• [To do] Word for word, give the material below again, minus any images.

** begin Exercise data **

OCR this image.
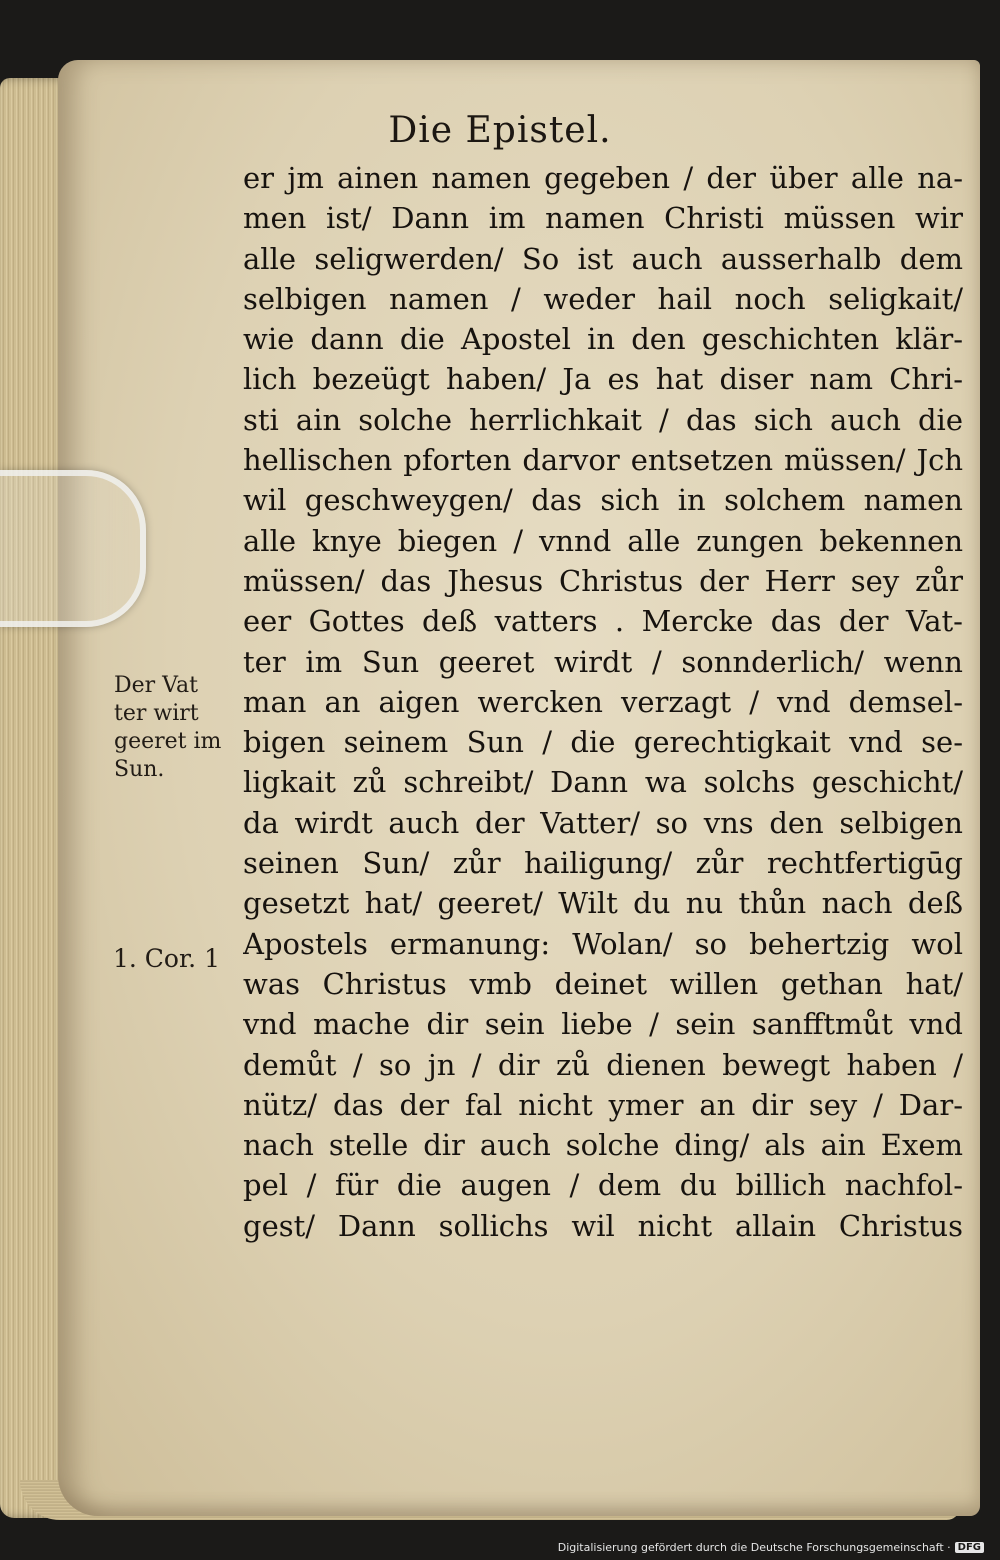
Die Epistel.
er jm ainen namen gegeben / der über alle na-
men ist/ Dann im namen Christi müssen wir
alle seligwerden/ So ist auch ausserhalb dem
selbigen namen / weder hail noch seligkait/
wie dann die Apostel in den geschichten klär-
lich bezeügt haben/ Ja es hat diser nam Chri-
sti ain solche herrlichkait / das sich auch die
hellischen pforten darvor entsetzen müssen/ Jch
wil geschweygen/ das sich in solchem namen
alle knye biegen / vnnd alle zungen bekennen
müssen/ das Jhesus Christus der Herr sey zůr
eer Gottes deß vatters . Mercke das der Vat-
ter im Sun geeret wirdt / sonnderlich/ wenn
man an aigen wercken verzagt / vnd demsel-
bigen seinem Sun / die gerechtigkait vnd se-
ligkait zů schreibt/ Dann wa solchs geschicht/
da wirdt auch der Vatter/ so vns den selbigen
seinen Sun/ zůr hailigung/ zůr rechtfertigūg
gesetzt hat/ geeret/ Wilt du nu thůn nach deß
Apostels ermanung: Wolan/ so behertzig wol
was Christus vmb deinet willen gethan hat/
vnd mache dir sein liebe / sein sanfftmůt vnd
demůt / so jn / dir zů dienen bewegt haben /
nütz/ das der fal nicht ymer an dir sey / Dar-
nach stelle dir auch solche ding/ als ain Exem
pel / für die augen / dem du billich nachfol-
gest/ Dann sollichs wil nicht allain Christus
Der Vat
ter wirt
geeret im
Sun.
1. Cor. 1
Digitalisierung gefördert durch die Deutsche Forschungsgemeinschaft · DFG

** end Exercise data **

• [Solution]
OCR this image.
Die Epistel.
er jm ainen namen gegeben / der über alle na-
men ist/ Dann im namen Christi müssen wir
alle seligwerden/ So ist auch ausserhalb dem
selbigen namen / weder hail noch seligkait/
wie dann die Apostel in den geschichten klär-
lich bezeügt haben/ Ja es hat diser nam Chri-
sti ain solche herrlichkait / das sich auch die
hellischen pforten darvor entsetzen müssen/ Jch
wil geschweygen/ das sich in solchem namen
alle knye biegen / vnnd alle zungen bekennen
müssen/ das Jhesus Christus der Herr sey zůr
eer Gottes deß vatters . Mercke das der Vat-
ter im Sun geeret wirdt / sonnderlich/ wenn
man an aigen wercken verzagt / vnd demsel-
bigen seinem Sun / die gerechtigkait vnd se-
ligkait zů schreibt/ Dann wa solchs geschicht/
da wirdt auch der Vatter/ so vns den selbigen
seinen Sun/ zůr hailigung/ zůr rechtfertigūg
gesetzt hat/ geeret/ Wilt du nu thůn nach deß
Apostels ermanung: Wolan/ so behertzig wol
was Christus vmb deinet willen gethan hat/
vnd mache dir sein liebe / sein sanfftmůt vnd
demůt / so jn / dir zů dienen bewegt haben /
nütz/ das der fal nicht ymer an dir sey / Dar-
nach stelle dir auch solche ding/ als ain Exem
pel / für die augen / dem du billich nachfol-
gest/ Dann sollichs wil nicht allain Christus
Der Vat
ter wirt
geeret im
Sun.
1. Cor. 1
Digitalisierung gefördert durch die Deutsche Forschungsgemeinschaft · DFG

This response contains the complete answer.